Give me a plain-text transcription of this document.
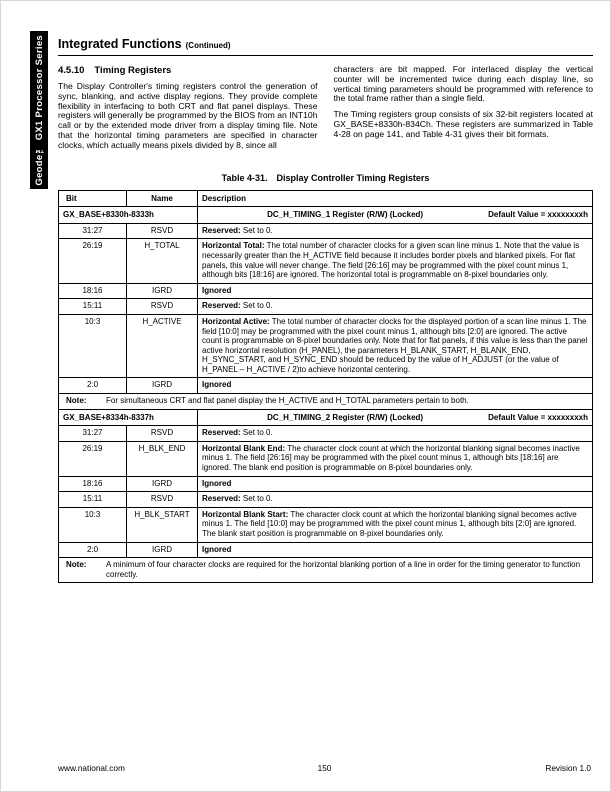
Geode™ GX1 Processor Series Integrated Functions (Continued)
4.5.10 Timing Registers

The Display Controller's timing registers control the generation of sync, blanking, and active display regions. They provide complete flexibility in interfacing to both CRT and flat panel displays. These registers will generally be programmed by the BIOS from an INT10h call or by the extended mode driver from a display timing file. Note that the horizontal timing parameters are specified in character clocks, which actually means pixels divided by 8, since all

characters are bit mapped. For interlaced display the vertical counter will be incremented twice during each display line, so vertical timing parameters should be programmed with reference to the total frame rather than a single field.

The Timing registers group consists of six 32-bit registers located at GX_BASE+8330h-834Ch. These registers are summarized in Table 4-28 on page 141, and Table 4-31 gives their bit formats.

Table 4-31. Display Controller Timing Registers
Bit	Name	Description
GX_BASE+8330h-8333h		DC_H_TIMING_1 Register (R/W) (Locked) Default Value = xxxxxxxxh

31:27	RSVD	Reserved: Set to 0.
26:19	H_TOTAL	Horizontal Total: The total number of character clocks for a given scan line minus 1. Note that the value is necessarily greater than the H_ACTIVE field because it includes border pixels and blanked pixels. For flat panels, this value will never change. The field [26:16] may be programmed with the pixel count minus 1, although bits [18:16] are ignored. The horizontal total is programmable on 8-pixel boundaries only.
18:16	IGRD	Ignored
15:11	RSVD	Reserved: Set to 0.
10:3	H_ACTIVE	Horizontal Active: The total number of character clocks for the displayed portion of a scan line minus 1. The field [10:0] may be programmed with the pixel count minus 1, although bits [2:0] are ignored. The active count is programmable on 8-pixel boundaries only. Note that for flat panels, if this value is less than the panel active horizontal resolution (H_PANEL), the parameters H_BLANK_START, H_BLANK_END, H_SYNC_START, and H_SYNC_END should be reduced by the value of H_ADJUST (or the value of H_PANEL – H_ACTIVE / 2)to achieve horizontal centering.
2:0	IGRD	Ignored

Note: For simultaneous CRT and flat panel display the H_ACTIVE and H_TOTAL parameters pertain to both.		

GX_BASE+8334h-8337h		DC_H_TIMING_2 Register (R/W) (Locked) Default Value = xxxxxxxxh

31:27	RSVD	Reserved: Set to 0.
26:19	H_BLK_END	Horizontal Blank End: The character clock count at which the horizontal blanking signal becomes inactive minus 1. The field [26:16] may be programmed with the pixel count minus 1, although bits [18:16] are ignored. The blank end position is programmable on 8-pixel boundaries only.
18:16	IGRD	Ignored
15:11	RSVD	Reserved: Set to 0.
10:3	H_BLK_START	Horizontal Blank Start: The character clock count at which the horizontal blanking signal becomes active minus 1. The field [10:0] may be programmed with the pixel count minus 1, although bits [2:0] are ignored. The blank start position is programmable on 8-pixel boundaries only.
2:0	IGRD	Ignored

Note: A minimum of four character clocks are required for the horizontal blanking portion of a line in order for the timing generator to function correctly.		
www.national.com	150	Revision 1.0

********************

PROBLEM DESCRIPTION: Identify lines with the string "which". Copy each one.

THE OUTPUT:
The Display Controller's timing registers control the generation of sync, blanking, and active display regions. They provide complete flexibility in interfacing to both CRT and flat panel displays. These registers will generally be programmed by the BIOS from an INT10h call or by the extended mode driver from a display timing file. Note that the horizontal timing parameters are specified in character clocks, which actually means pixels divided by 8, since all
26:19	H_BLK_END	Horizontal Blank End: The character clock count at which the horizontal blanking signal becomes inactive minus 1. The field [26:16] may be programmed with the pixel count minus 1, although bits [18:16] are ignored. The blank end position is programmable on 8-pixel boundaries only.
10:3	H_BLK_START	Horizontal Blank Start: The character clock count at which the horizontal blanking signal becomes active minus 1. The field [10:0] may be programmed with the pixel count minus 1, although bits [2:0] are ignored. The blank start position is programmable on 8-pixel boundaries only.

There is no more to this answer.